▶ **Problem details**
An exact copy of every record is needed.

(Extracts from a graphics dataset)
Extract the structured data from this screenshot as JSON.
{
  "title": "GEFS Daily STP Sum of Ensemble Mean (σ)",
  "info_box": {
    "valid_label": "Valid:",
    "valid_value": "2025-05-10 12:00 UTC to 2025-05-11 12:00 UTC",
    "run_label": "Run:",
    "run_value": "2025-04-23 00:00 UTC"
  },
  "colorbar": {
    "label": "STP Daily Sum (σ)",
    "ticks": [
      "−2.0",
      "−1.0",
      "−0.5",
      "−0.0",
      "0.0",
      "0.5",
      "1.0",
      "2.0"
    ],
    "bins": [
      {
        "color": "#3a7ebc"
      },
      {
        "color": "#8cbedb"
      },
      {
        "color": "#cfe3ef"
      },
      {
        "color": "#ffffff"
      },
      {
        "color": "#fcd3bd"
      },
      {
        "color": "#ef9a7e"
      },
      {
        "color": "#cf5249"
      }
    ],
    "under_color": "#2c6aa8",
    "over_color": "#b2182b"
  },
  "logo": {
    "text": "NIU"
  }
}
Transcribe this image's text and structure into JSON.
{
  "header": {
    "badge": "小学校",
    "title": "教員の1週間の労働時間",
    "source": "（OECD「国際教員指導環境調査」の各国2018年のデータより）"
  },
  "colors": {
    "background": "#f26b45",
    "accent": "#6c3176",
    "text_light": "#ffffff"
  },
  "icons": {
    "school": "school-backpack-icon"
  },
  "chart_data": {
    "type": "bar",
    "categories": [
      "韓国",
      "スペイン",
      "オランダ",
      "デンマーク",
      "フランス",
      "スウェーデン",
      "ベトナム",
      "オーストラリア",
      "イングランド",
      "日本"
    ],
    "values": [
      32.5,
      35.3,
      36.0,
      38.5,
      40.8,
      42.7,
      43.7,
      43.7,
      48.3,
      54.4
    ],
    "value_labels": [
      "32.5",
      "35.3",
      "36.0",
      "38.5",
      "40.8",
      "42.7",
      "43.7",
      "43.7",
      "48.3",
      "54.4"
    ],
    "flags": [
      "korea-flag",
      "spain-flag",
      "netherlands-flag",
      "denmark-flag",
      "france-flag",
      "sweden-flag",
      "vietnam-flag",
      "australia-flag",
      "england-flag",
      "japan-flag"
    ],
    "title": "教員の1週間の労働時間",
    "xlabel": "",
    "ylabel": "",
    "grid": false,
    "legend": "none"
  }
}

▶ **Task solution**
Extract the structured data from this screenshot as JSON.
{
  "title": "GEFS Daily STP Sum of Ensemble Mean (σ)",
  "info_box": {
    "valid_label": "Valid:",
    "valid_value": "2025-05-10 12:00 UTC to 2025-05-11 12:00 UTC",
    "run_label": "Run:",
    "run_value": "2025-04-23 00:00 UTC"
  },
  "colorbar": {
    "label": "STP Daily Sum (σ)",
    "ticks": [
      "−2.0",
      "−1.0",
      "−0.5",
      "−0.0",
      "0.0",
      "0.5",
      "1.0",
      "2.0"
    ],
    "bins": [
      {
        "color": "#3a7ebc"
      },
      {
        "color": "#8cbedb"
      },
      {
        "color": "#cfe3ef"
      },
      {
        "color": "#ffffff"
      },
      {
        "color": "#fcd3bd"
      },
      {
        "color": "#ef9a7e"
      },
      {
        "color": "#cf5249"
      }
    ],
    "under_color": "#2c6aa8",
    "over_color": "#b2182b"
  },
  "logo": {
    "text": "NIU"
  }
}
Transcribe this image's text and structure into JSON.
{
  "header": {
    "badge": "小学校",
    "title": "教員の1週間の労働時間",
    "source": "（OECD「国際教員指導環境調査」の各国2018年のデータより）"
  },
  "colors": {
    "background": "#f26b45",
    "accent": "#6c3176",
    "text_light": "#ffffff"
  },
  "icons": {
    "school": "school-backpack-icon"
  },
  "chart_data": {
    "type": "bar",
    "categories": [
      "韓国",
      "スペイン",
      "オランダ",
      "デンマーク",
      "フランス",
      "スウェーデン",
      "ベトナム",
      "オーストラリア",
      "イングランド",
      "日本"
    ],
    "values": [
      32.5,
      35.3,
      36.0,
      38.5,
      40.8,
      42.7,
      43.7,
      43.7,
      48.3,
      54.4
    ],
    "value_labels": [
      "32.5",
      "35.3",
      "36.0",
      "38.5",
      "40.8",
      "42.7",
      "43.7",
      "43.7",
      "48.3",
      "54.4"
    ],
    "flags": [
      "korea-flag",
      "spain-flag",
      "netherlands-flag",
      "denmark-flag",
      "france-flag",
      "sweden-flag",
      "vietnam-flag",
      "australia-flag",
      "england-flag",
      "japan-flag"
    ],
    "title": "教員の1週間の労働時間",
    "xlabel": "",
    "ylabel": "",
    "grid": false,
    "legend": "none"
  }
}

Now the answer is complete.